** start of Provided entries **

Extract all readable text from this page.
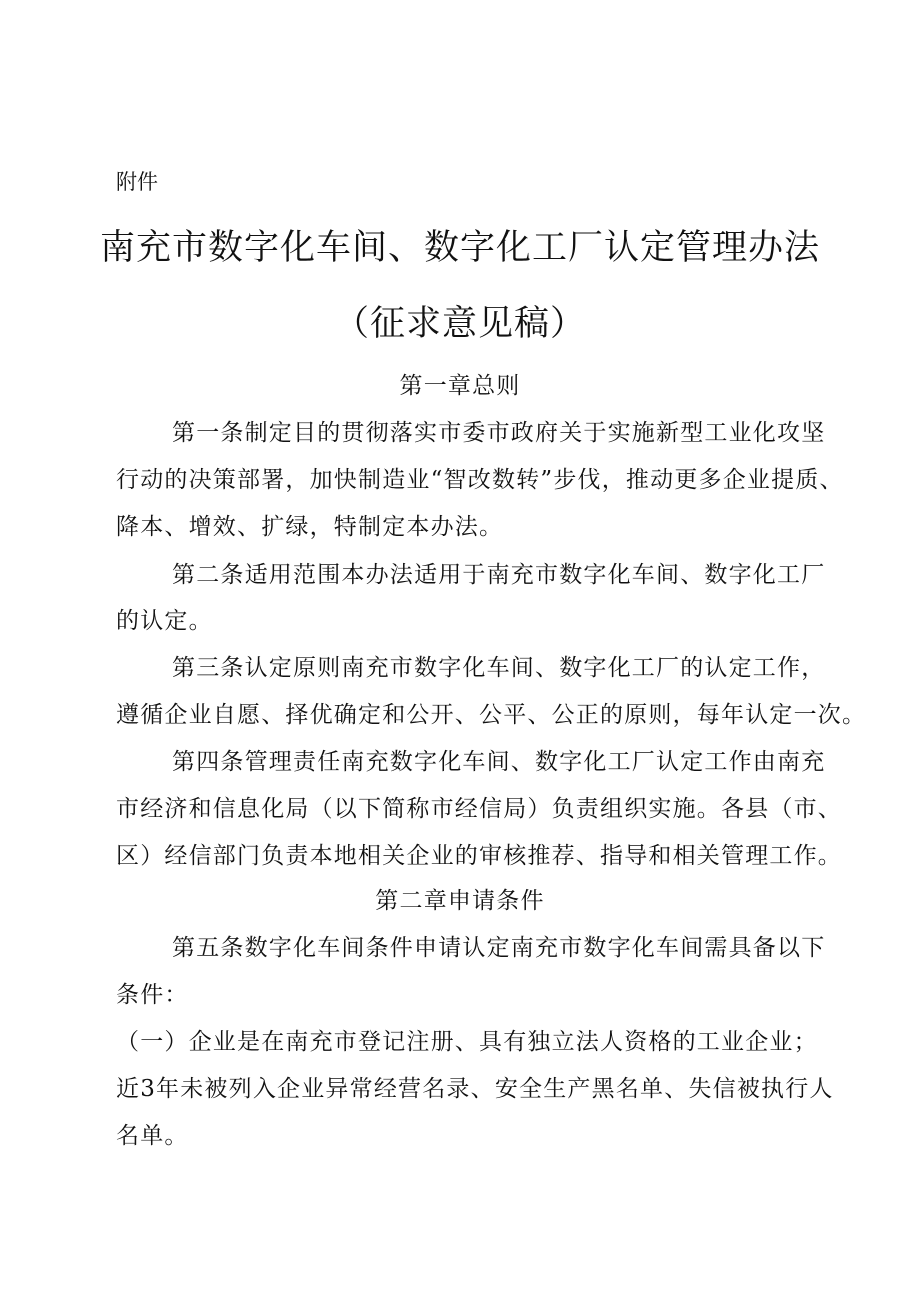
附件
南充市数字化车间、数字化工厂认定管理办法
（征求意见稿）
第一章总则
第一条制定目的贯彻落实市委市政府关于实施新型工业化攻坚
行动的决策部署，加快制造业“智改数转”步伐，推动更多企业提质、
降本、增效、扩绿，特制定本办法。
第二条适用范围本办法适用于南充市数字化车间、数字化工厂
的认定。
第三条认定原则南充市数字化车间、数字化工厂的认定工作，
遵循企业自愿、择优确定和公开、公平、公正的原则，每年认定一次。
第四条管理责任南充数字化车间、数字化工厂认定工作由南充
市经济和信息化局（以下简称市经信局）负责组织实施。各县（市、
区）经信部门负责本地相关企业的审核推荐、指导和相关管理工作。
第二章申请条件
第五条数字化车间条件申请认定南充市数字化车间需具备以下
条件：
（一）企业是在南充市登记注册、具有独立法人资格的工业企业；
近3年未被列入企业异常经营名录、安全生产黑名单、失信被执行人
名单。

** end of Provided entries **

Given task
All records must be output exactly as they are, except for the pictures, which are left out.

Problem solution
Extract all readable text from this page.
附件
南充市数字化车间、数字化工厂认定管理办法
（征求意见稿）
第一章总则
第一条制定目的贯彻落实市委市政府关于实施新型工业化攻坚
行动的决策部署，加快制造业“智改数转”步伐，推动更多企业提质、
降本、增效、扩绿，特制定本办法。
第二条适用范围本办法适用于南充市数字化车间、数字化工厂
的认定。
第三条认定原则南充市数字化车间、数字化工厂的认定工作，
遵循企业自愿、择优确定和公开、公平、公正的原则，每年认定一次。
第四条管理责任南充数字化车间、数字化工厂认定工作由南充
市经济和信息化局（以下简称市经信局）负责组织实施。各县（市、
区）经信部门负责本地相关企业的审核推荐、指导和相关管理工作。
第二章申请条件
第五条数字化车间条件申请认定南充市数字化车间需具备以下
条件：
（一）企业是在南充市登记注册、具有独立法人资格的工业企业；
近3年未被列入企业异常经营名录、安全生产黑名单、失信被执行人
名单。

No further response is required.